Genomic alterations identified by MLPA and aCGH were validated using the duplex qPCR method previously established by our group.
Mutations in the APC or MUTYH genes were considered deleterious if they: a) were classified as pathogenic in LOVD database; b) introduced a premature stop codon in the protein sequence (nonsense or frameshift mutation); c) occurred at donor or acceptor splice sites; or d) were whole-exon deletions or duplications. To establish the pathogenicity of one novel missense variant, web-based programs that predict the effect of an amino acid substitution were applied (SIFT, Polyphen, and MutationTaster). In addition, the frequency of this variant was assessed in 95 healthy Brazilian individuals.
Clinical features and genotype-phenotype correlations
The following clinical and pathological data were obtained from all families from the Hereditary Colorectal Cancer Registry of A. C. Camargo Hospital: number of affected individuals, age at diagnosis, number of patients with extracolonic features, and primary sites of extracolonic tumors. The extent of polyposis burden (number of adenomas) was assessed for the index cases through colonoscopy records and/or pathological report from surgical specimens. For most family members this information was unavailable. Patients and their families were grouped according to the affected gene and the index case polyposis burden into five categories: group 1, APC-mutated families with fewer than 100 colorectal adenomas (attenuated polyposis); group 2, APC-mutated families with 100–1000 adenomas (intermediate polyposis); group 3, APC-mutated families with more than 1000 adenomas (severe polyposis); group 4, MUTYH-mutated families; and group 5, mutation-negative families.

* * * * * * * * *

Work item
Continue the methods excerpt on APC and MUTYH mutations in polyposis families, picking up after its final sentence.

(Document layout detection data)
* * * * * * * * *

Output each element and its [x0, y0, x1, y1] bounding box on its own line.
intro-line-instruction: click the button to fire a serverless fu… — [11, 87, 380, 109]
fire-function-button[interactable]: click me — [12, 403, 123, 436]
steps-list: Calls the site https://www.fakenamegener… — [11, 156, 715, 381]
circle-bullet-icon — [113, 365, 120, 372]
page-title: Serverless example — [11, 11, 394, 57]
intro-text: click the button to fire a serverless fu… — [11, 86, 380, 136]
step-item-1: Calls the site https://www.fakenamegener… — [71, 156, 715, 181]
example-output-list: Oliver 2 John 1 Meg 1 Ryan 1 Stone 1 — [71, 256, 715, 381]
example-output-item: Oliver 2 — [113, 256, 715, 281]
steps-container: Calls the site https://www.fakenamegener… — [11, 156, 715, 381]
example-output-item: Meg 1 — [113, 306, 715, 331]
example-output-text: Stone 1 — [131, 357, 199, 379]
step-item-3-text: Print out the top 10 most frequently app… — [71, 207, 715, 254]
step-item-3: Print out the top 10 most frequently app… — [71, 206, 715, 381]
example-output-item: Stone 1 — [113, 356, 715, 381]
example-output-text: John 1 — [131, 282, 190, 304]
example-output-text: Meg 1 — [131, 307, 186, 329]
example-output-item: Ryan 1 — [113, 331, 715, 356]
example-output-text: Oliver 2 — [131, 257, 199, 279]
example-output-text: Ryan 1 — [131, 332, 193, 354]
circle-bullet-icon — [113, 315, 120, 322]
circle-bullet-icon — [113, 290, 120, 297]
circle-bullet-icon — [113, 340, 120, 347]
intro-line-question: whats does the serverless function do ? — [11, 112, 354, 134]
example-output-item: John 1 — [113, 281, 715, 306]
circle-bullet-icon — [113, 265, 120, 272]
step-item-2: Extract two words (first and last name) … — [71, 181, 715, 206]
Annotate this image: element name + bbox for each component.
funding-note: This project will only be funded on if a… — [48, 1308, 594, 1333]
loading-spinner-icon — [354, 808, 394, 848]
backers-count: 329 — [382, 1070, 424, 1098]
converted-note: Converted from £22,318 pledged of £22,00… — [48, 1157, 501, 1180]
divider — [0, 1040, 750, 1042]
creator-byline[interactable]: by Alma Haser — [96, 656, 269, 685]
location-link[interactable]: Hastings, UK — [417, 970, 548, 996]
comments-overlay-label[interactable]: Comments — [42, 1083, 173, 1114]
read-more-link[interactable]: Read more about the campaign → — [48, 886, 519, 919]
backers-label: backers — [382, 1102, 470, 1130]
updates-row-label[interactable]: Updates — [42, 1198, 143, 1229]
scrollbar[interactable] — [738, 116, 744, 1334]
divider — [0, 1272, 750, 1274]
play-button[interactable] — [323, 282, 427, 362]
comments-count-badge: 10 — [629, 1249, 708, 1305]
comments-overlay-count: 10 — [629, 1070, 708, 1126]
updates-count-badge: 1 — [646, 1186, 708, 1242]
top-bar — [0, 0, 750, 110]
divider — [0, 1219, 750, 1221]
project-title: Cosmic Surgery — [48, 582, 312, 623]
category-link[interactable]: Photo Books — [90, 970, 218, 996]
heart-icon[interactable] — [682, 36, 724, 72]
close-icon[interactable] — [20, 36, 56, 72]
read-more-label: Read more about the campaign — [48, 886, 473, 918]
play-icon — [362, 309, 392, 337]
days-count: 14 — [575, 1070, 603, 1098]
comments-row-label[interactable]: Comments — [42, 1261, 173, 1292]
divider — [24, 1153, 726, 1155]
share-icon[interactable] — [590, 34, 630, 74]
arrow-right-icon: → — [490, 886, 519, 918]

* * * * * * * * *

Exercise output
Genotype–phenotype correlations in the three APC- mutated groups were compared with those previously described, as reviewed by Nieuwenhuis and Vasen (2007). This review evaluated a large number of studies in FAP patients and proposed a categorization of the phenotypes according to the severity of the polyposis and the associated site of the APC mutation.
Statistical evaluation was performed using the Student’s t-test using Prism 5 software (GraphPad, San Diego, CA, USA). Statistical significance was set at a p-value < 0.05.
Twenty-three Brazilian families with a clinical diagnosis of classical or attenuated polyposis were included in this study. The majority of the index cases (15) presented an intermediate or severe FAP phenotype (> 100 polyps) and 13 of them harbored an APC pathogenic mutation, while one patient was mutation-negative and one had a monoallelic MUTYH mutation. The remaining eight patients presented an attenuated polyposis burden (< 100 polyps), among whom five carried biallelic mutations in the MUTYH gene, one carried a novel APC duplication of exons 1–3, one presented a novel APC missense variant, and one was mutation-negative. Seven novel germline mutations (six pathogenic and one variant of unknown significance) were detected in this cohort, and two of them have been recently published by our group[21, 23]. The APC and MUTYH mutation spectrum, including information about previous reports of the detected mutations, is summarized in Table1.
Fourteen pathogenic APC mutations were identified in this series: three small duplications, five small deletions, four nonsense mutations, one multiple exon duplication, and one whole-gene deletion. Six of them were novel mutations (Table1). All patients presented distinct mutations, except for two unrelated probands that presented the hotspot mutation at codon 1309 (c.3927–3931delAAAGA; p.Glu1309Aspfs*4).
One patient (ID13) presented a novel missense APC variant of unknown significance: c.5365G > C (p.Val1789Leu). This patient was diagnosed with attenuated polyposis at the age of 56 years, presenting around 20 polyps at the time of clinical diagnosis. In silico studies using three different functional prediction programs (Polyphen, SIFT and MutationTaster), which all classified the p.Val1789Leu variant as having minimal or no effect on protein function, with the following scores: 0 (Polyphen); 0.30 (SIFT); 0.87 (P: 0.99, MutationTaster). Because the proband was the only affected member of the family, it was not possible to perform co-segregation analysis of the variant with the disease within the family; nevertheless, this variant was not detected in a control population of 95 healthy individuals.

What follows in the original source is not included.